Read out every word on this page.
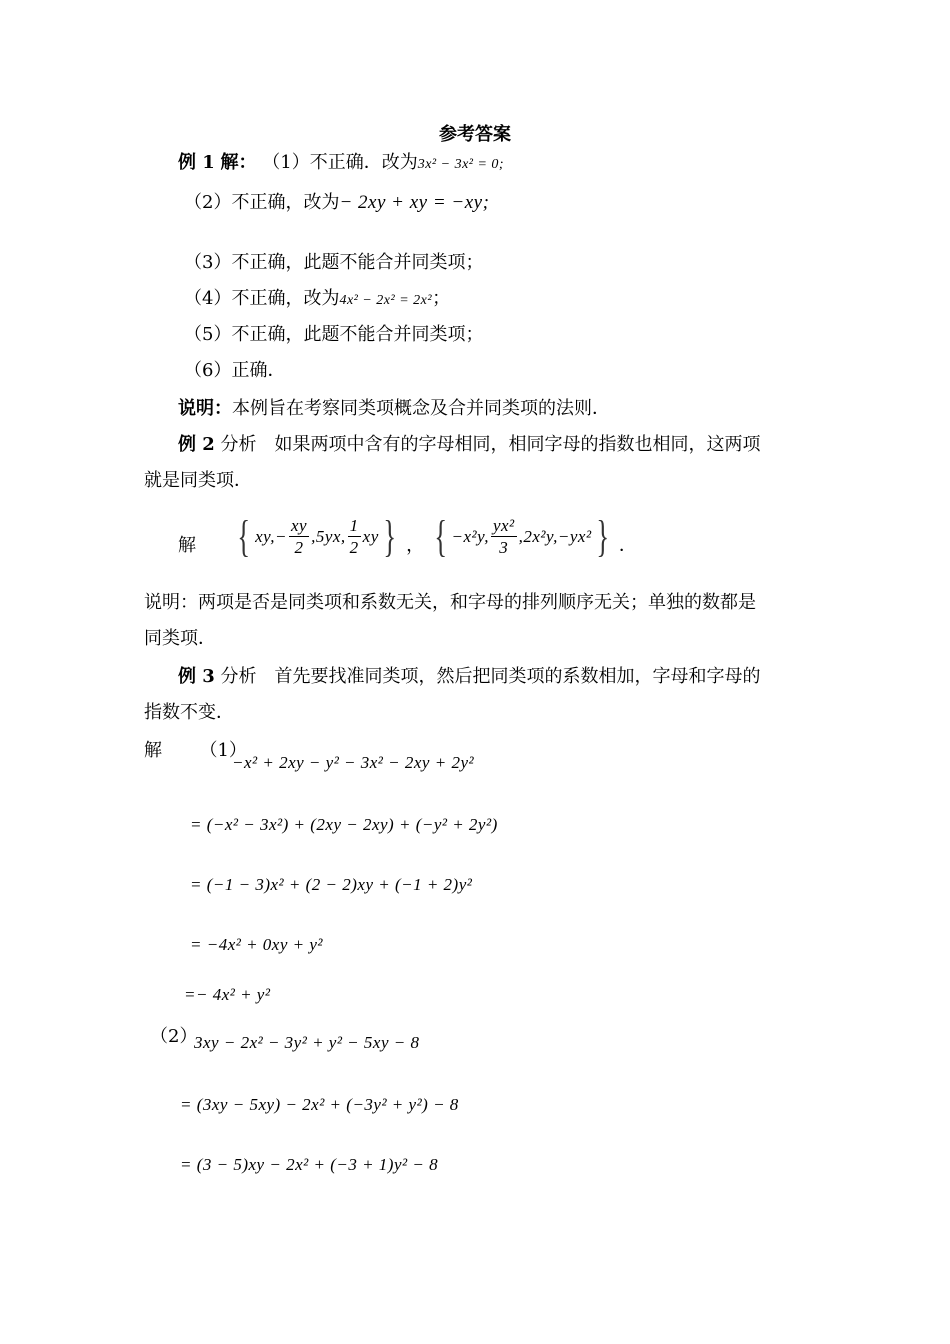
参考答案
例 1 解： （1）不正确．改为3x² − 3x² = 0;
（2）不正确，改为− 2xy + xy = −xy;
（3）不正确，此题不能合并同类项；
（4）不正确，改为4x² − 2x² = 2x²；
（5）不正确，此题不能合并同类项；
（6）正确．
说明：本例旨在考察同类项概念及合并同类项的法则．
例 2 分析　如果两项中含有的字母相同，相同字母的指数也相同，这两项
就是同类项．
解 { $xy,- \frac{xy}{2} ,5yx$, $\frac{1}{2}$ xy } ， { −x²y, $\frac{\text{yx²}}{3} ,2x^2y,-yx^2$ } ．
说明：两项是否是同类项和系数无关，和字母的排列顺序无关；单独的数都是
同类项．
例 3 分析　首先要找准同类项，然后把同类项的系数相加，字母和字母的
指数不变．
解 （1）
−x² + 2xy − y² − 3x² − 2xy + 2y²
= (−x² − 3x²) + (2xy − 2xy) + (−y² + 2y²)
= (−1 − 3)x² + (2 − 2)xy + (−1 + 2)y²
= −4x² + 0xy + y²
=− 4x² + y²
（2）
3xy − 2x² − 3y² + y² − 5xy − 8
= (3xy − 5xy) − 2x² + (−3y² + y²) − 8
= (3 − 5)xy − 2x² + (−3 + 1)y² − 8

::::

**EXERCISE**:
Restate the data above word for word. Skip every picture.

**RESULT BELOW**:
Read out every word on this page.
参考答案
例 1 解： （1）不正确．改为3x² − 3x² = 0;
（2）不正确，改为− 2xy + xy = −xy;
（3）不正确，此题不能合并同类项；
（4）不正确，改为4x² − 2x² = 2x²；
（5）不正确，此题不能合并同类项；
（6）正确．
说明：本例旨在考察同类项概念及合并同类项的法则．
例 2 分析　如果两项中含有的字母相同，相同字母的指数也相同，这两项
就是同类项．
解 { $xy,- \frac{xy}{2} ,5yx$, $\frac{1}{2}$ xy } ， { −x²y, $\frac{\text{yx²}}{3} ,2x^2y,-yx^2$ } ．
说明：两项是否是同类项和系数无关，和字母的排列顺序无关；单独的数都是
同类项．
例 3 分析　首先要找准同类项，然后把同类项的系数相加，字母和字母的
指数不变．
解 （1）
−x² + 2xy − y² − 3x² − 2xy + 2y²
= (−x² − 3x²) + (2xy − 2xy) + (−y² + 2y²)
= (−1 − 3)x² + (2 − 2)xy + (−1 + 2)y²
= −4x² + 0xy + y²
=− 4x² + y²
（2）
3xy − 2x² − 3y² + y² − 5xy − 8
= (3xy − 5xy) − 2x² + (−3y² + y²) − 8
= (3 − 5)xy − 2x² + (−3 + 1)y² − 8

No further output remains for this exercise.